── Recorded information ──

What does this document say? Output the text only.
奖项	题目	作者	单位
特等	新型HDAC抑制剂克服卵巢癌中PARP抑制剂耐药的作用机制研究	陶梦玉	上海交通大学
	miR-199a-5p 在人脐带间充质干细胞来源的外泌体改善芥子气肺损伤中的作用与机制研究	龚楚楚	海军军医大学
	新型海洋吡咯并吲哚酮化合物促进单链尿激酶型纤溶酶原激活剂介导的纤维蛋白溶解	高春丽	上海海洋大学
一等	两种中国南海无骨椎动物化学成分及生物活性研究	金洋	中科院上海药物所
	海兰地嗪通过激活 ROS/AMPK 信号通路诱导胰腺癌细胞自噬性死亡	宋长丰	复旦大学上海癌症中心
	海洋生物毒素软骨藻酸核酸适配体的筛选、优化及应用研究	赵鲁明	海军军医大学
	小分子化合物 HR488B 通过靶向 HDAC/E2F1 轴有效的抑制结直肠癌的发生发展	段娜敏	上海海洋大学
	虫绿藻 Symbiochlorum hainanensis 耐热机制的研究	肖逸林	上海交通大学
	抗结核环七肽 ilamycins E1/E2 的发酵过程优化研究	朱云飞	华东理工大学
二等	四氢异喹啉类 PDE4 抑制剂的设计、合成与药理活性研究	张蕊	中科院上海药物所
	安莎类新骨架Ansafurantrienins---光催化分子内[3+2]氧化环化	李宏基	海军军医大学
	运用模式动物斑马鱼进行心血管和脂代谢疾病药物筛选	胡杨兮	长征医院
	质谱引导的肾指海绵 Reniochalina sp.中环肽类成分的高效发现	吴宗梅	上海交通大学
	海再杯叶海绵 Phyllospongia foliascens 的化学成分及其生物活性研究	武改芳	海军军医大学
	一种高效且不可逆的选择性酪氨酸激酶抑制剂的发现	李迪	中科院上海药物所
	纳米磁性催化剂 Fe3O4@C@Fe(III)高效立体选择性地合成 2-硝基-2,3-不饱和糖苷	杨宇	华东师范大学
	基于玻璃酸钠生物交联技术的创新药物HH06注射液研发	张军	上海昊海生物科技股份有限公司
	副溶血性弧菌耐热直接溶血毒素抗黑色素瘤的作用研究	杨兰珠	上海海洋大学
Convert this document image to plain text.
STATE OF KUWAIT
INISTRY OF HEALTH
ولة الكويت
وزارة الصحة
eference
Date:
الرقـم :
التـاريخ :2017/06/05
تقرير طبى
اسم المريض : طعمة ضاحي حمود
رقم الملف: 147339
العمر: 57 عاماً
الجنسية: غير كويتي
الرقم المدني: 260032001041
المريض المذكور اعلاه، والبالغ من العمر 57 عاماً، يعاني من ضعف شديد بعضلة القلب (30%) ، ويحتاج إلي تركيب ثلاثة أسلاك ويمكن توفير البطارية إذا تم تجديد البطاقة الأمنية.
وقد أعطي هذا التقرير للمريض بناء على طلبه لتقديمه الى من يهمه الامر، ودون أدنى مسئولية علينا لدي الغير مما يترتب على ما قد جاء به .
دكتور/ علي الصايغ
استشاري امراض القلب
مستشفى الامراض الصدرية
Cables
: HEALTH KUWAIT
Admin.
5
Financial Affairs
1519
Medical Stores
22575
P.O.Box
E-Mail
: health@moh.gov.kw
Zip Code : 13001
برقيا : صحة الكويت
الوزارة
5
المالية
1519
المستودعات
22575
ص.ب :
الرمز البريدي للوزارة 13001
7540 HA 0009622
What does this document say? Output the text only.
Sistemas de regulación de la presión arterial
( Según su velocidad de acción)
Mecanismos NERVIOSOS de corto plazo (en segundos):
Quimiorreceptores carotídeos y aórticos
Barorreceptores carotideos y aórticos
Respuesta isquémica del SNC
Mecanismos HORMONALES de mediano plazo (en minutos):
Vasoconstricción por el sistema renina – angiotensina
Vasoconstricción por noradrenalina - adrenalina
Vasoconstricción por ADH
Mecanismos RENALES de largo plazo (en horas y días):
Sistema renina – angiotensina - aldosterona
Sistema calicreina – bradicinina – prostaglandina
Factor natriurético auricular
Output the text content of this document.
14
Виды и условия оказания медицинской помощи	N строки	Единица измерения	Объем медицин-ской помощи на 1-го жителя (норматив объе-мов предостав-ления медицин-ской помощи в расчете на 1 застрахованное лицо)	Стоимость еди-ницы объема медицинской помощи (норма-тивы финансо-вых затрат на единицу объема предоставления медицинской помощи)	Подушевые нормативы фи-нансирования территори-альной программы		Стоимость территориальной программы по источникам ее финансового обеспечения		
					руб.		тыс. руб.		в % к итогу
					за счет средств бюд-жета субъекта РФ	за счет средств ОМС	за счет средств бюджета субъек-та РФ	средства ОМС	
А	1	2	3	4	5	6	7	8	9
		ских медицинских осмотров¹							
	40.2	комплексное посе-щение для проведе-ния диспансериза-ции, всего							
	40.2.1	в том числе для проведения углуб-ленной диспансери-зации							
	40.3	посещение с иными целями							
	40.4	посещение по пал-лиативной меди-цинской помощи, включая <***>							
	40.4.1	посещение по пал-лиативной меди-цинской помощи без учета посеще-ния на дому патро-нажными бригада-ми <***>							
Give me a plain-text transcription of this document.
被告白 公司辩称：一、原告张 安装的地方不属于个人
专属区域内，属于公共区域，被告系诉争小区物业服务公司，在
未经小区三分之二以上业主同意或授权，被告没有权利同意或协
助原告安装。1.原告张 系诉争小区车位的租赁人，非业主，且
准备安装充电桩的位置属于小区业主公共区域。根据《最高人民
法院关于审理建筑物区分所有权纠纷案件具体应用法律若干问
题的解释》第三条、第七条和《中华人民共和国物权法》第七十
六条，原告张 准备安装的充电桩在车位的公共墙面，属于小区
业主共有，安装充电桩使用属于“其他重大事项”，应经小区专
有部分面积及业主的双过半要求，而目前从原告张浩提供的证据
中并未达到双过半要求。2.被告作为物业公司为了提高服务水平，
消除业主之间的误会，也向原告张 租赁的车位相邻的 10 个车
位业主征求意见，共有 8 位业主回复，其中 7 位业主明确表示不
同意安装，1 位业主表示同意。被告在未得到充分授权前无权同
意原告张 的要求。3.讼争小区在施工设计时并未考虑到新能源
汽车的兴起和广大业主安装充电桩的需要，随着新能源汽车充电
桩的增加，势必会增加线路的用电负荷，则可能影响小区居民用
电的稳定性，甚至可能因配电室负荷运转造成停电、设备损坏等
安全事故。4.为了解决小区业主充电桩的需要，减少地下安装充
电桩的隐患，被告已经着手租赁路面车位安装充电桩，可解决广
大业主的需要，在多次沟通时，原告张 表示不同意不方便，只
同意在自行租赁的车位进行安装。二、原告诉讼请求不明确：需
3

───

Return every entry exactly as given.

What does this document say? Output the text only.
奖项	题目	作者	单位
特等	新型HDAC抑制剂克服卵巢癌中PARP抑制剂耐药的作用机制研究	陶梦玉	上海交通大学
	miR-199a-5p 在人脐带间充质干细胞来源的外泌体改善芥子气肺损伤中的作用与机制研究	龚楚楚	海军军医大学
	新型海洋吡咯并吲哚酮化合物促进单链尿激酶型纤溶酶原激活剂介导的纤维蛋白溶解	高春丽	上海海洋大学
一等	两种中国南海无骨椎动物化学成分及生物活性研究	金洋	中科院上海药物所
	海兰地嗪通过激活 ROS/AMPK 信号通路诱导胰腺癌细胞自噬性死亡	宋长丰	复旦大学上海癌症中心
	海洋生物毒素软骨藻酸核酸适配体的筛选、优化及应用研究	赵鲁明	海军军医大学
	小分子化合物 HR488B 通过靶向 HDAC/E2F1 轴有效的抑制结直肠癌的发生发展	段娜敏	上海海洋大学
	虫绿藻 Symbiochlorum hainanensis 耐热机制的研究	肖逸林	上海交通大学
	抗结核环七肽 ilamycins E1/E2 的发酵过程优化研究	朱云飞	华东理工大学
二等	四氢异喹啉类 PDE4 抑制剂的设计、合成与药理活性研究	张蕊	中科院上海药物所
	安莎类新骨架Ansafurantrienins---光催化分子内[3+2]氧化环化	李宏基	海军军医大学
	运用模式动物斑马鱼进行心血管和脂代谢疾病药物筛选	胡杨兮	长征医院
	质谱引导的肾指海绵 Reniochalina sp.中环肽类成分的高效发现	吴宗梅	上海交通大学
	海再杯叶海绵 Phyllospongia foliascens 的化学成分及其生物活性研究	武改芳	海军军医大学
	一种高效且不可逆的选择性酪氨酸激酶抑制剂的发现	李迪	中科院上海药物所
	纳米磁性催化剂 Fe3O4@C@Fe(III)高效立体选择性地合成 2-硝基-2,3-不饱和糖苷	杨宇	华东师范大学
	基于玻璃酸钠生物交联技术的创新药物HH06注射液研发	张军	上海昊海生物科技股份有限公司
	副溶血性弧菌耐热直接溶血毒素抗黑色素瘤的作用研究	杨兰珠	上海海洋大学
Convert this document image to plain text.
STATE OF KUWAIT
INISTRY OF HEALTH
ولة الكويت
وزارة الصحة
eference
Date:
الرقـم :
التـاريخ :2017/06/05
تقرير طبى
اسم المريض : طعمة ضاحي حمود
رقم الملف: 147339
العمر: 57 عاماً
الجنسية: غير كويتي
الرقم المدني: 260032001041
المريض المذكور اعلاه، والبالغ من العمر 57 عاماً، يعاني من ضعف شديد بعضلة القلب (30%) ، ويحتاج إلي تركيب ثلاثة أسلاك ويمكن توفير البطارية إذا تم تجديد البطاقة الأمنية.
وقد أعطي هذا التقرير للمريض بناء على طلبه لتقديمه الى من يهمه الامر، ودون أدنى مسئولية علينا لدي الغير مما يترتب على ما قد جاء به .
دكتور/ علي الصايغ
استشاري امراض القلب
مستشفى الامراض الصدرية
Cables
: HEALTH KUWAIT
Admin.
5
Financial Affairs
1519
Medical Stores
22575
P.O.Box
E-Mail
: health@moh.gov.kw
Zip Code : 13001
برقيا : صحة الكويت
الوزارة
5
المالية
1519
المستودعات
22575
ص.ب :
الرمز البريدي للوزارة 13001
7540 HA 0009622
What does this document say? Output the text only.
Sistemas de regulación de la presión arterial
( Según su velocidad de acción)
Mecanismos NERVIOSOS de corto plazo (en segundos):
Quimiorreceptores carotídeos y aórticos
Barorreceptores carotideos y aórticos
Respuesta isquémica del SNC
Mecanismos HORMONALES de mediano plazo (en minutos):
Vasoconstricción por el sistema renina – angiotensina
Vasoconstricción por noradrenalina - adrenalina
Vasoconstricción por ADH
Mecanismos RENALES de largo plazo (en horas y días):
Sistema renina – angiotensina - aldosterona
Sistema calicreina – bradicinina – prostaglandina
Factor natriurético auricular
Output the text content of this document.
14
Виды и условия оказания медицинской помощи	N строки	Единица измерения	Объем медицин-ской помощи на 1-го жителя (норматив объе-мов предостав-ления медицин-ской помощи в расчете на 1 застрахованное лицо)	Стоимость еди-ницы объема медицинской помощи (норма-тивы финансо-вых затрат на единицу объема предоставления медицинской помощи)	Подушевые нормативы фи-нансирования территори-альной программы		Стоимость территориальной программы по источникам ее финансового обеспечения		
					руб.		тыс. руб.		в % к итогу
					за счет средств бюд-жета субъекта РФ	за счет средств ОМС	за счет средств бюджета субъек-та РФ	средства ОМС	
А	1	2	3	4	5	6	7	8	9
		ских медицинских осмотров¹							
	40.2	комплексное посе-щение для проведе-ния диспансериза-ции, всего							
	40.2.1	в том числе для проведения углуб-ленной диспансери-зации							
	40.3	посещение с иными целями							
	40.4	посещение по пал-лиативной меди-цинской помощи, включая <***>							
	40.4.1	посещение по пал-лиативной меди-цинской помощи без учета посеще-ния на дому патро-нажными бригада-ми <***>							
Give me a plain-text transcription of this document.
被告白 公司辩称：一、原告张 安装的地方不属于个人
专属区域内，属于公共区域，被告系诉争小区物业服务公司，在
未经小区三分之二以上业主同意或授权，被告没有权利同意或协
助原告安装。1.原告张 系诉争小区车位的租赁人，非业主，且
准备安装充电桩的位置属于小区业主公共区域。根据《最高人民
法院关于审理建筑物区分所有权纠纷案件具体应用法律若干问
题的解释》第三条、第七条和《中华人民共和国物权法》第七十
六条，原告张 准备安装的充电桩在车位的公共墙面，属于小区
业主共有，安装充电桩使用属于“其他重大事项”，应经小区专
有部分面积及业主的双过半要求，而目前从原告张浩提供的证据
中并未达到双过半要求。2.被告作为物业公司为了提高服务水平，
消除业主之间的误会，也向原告张 租赁的车位相邻的 10 个车
位业主征求意见，共有 8 位业主回复，其中 7 位业主明确表示不
同意安装，1 位业主表示同意。被告在未得到充分授权前无权同
意原告张 的要求。3.讼争小区在施工设计时并未考虑到新能源
汽车的兴起和广大业主安装充电桩的需要，随着新能源汽车充电
桩的增加，势必会增加线路的用电负荷，则可能影响小区居民用
电的稳定性，甚至可能因配电室负荷运转造成停电、设备损坏等
安全事故。4.为了解决小区业主充电桩的需要，减少地下安装充
电桩的隐患，被告已经着手租赁路面车位安装充电桩，可解决广
大业主的需要，在多次沟通时，原告张 表示不同意不方便，只
同意在自行租赁的车位进行安装。二、原告诉讼请求不明确：需
3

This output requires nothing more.